-------- Excerpted records --------

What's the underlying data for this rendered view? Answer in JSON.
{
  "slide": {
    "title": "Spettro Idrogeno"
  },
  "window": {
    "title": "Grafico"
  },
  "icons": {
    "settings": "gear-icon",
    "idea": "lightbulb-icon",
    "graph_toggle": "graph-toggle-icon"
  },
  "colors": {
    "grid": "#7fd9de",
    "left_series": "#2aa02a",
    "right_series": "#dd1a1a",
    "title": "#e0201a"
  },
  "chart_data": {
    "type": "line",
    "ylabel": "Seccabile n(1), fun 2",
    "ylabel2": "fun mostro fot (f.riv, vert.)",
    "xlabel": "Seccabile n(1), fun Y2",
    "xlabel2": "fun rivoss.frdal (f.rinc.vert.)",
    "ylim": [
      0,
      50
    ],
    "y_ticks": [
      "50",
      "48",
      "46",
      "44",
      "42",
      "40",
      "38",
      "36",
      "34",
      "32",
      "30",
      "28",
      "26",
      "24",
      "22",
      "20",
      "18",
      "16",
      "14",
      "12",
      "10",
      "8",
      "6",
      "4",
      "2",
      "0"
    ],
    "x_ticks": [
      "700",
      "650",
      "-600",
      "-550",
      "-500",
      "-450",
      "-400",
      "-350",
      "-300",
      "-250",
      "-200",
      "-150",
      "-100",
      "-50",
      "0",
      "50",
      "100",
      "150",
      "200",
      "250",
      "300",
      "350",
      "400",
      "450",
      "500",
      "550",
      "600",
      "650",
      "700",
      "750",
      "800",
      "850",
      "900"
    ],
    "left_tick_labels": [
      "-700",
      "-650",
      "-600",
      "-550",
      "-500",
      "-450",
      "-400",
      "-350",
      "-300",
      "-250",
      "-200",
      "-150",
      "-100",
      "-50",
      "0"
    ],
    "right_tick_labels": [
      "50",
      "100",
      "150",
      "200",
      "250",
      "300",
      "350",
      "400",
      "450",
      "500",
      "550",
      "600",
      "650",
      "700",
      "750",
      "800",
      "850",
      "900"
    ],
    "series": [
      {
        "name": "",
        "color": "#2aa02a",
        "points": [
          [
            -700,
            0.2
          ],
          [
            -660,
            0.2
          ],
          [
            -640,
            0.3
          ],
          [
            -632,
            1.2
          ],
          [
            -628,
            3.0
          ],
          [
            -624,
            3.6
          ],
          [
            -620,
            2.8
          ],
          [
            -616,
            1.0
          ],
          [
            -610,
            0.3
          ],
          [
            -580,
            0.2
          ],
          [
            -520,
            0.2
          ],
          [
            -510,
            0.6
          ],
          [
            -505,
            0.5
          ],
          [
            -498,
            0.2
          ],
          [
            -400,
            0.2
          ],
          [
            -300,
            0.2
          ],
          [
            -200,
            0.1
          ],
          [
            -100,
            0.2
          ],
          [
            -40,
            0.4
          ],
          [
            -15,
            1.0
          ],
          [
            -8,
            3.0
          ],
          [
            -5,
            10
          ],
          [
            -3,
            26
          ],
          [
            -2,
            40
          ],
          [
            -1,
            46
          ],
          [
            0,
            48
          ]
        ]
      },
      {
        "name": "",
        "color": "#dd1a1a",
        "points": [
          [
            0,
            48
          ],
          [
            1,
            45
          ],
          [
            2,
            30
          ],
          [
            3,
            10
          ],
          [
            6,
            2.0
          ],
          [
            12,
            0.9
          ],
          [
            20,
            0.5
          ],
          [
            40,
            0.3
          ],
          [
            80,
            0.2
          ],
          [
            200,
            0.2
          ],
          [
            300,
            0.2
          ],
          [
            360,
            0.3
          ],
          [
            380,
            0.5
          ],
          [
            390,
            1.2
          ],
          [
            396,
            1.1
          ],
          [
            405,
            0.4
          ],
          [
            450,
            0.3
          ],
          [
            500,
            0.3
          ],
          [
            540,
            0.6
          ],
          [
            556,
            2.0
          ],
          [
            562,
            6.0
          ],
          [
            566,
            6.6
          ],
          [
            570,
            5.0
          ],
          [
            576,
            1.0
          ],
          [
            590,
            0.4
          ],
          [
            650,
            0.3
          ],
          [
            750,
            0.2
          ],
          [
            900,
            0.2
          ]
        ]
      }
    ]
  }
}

--------

What the task requires ▸ Make a list of all lines in the data that contain "vert".

Response to the task ▸
    "ylabel2": "fun mostro fot (f.riv, vert.)",
    "xlabel2": "fun rivoss.frdal (f.rinc.vert.)",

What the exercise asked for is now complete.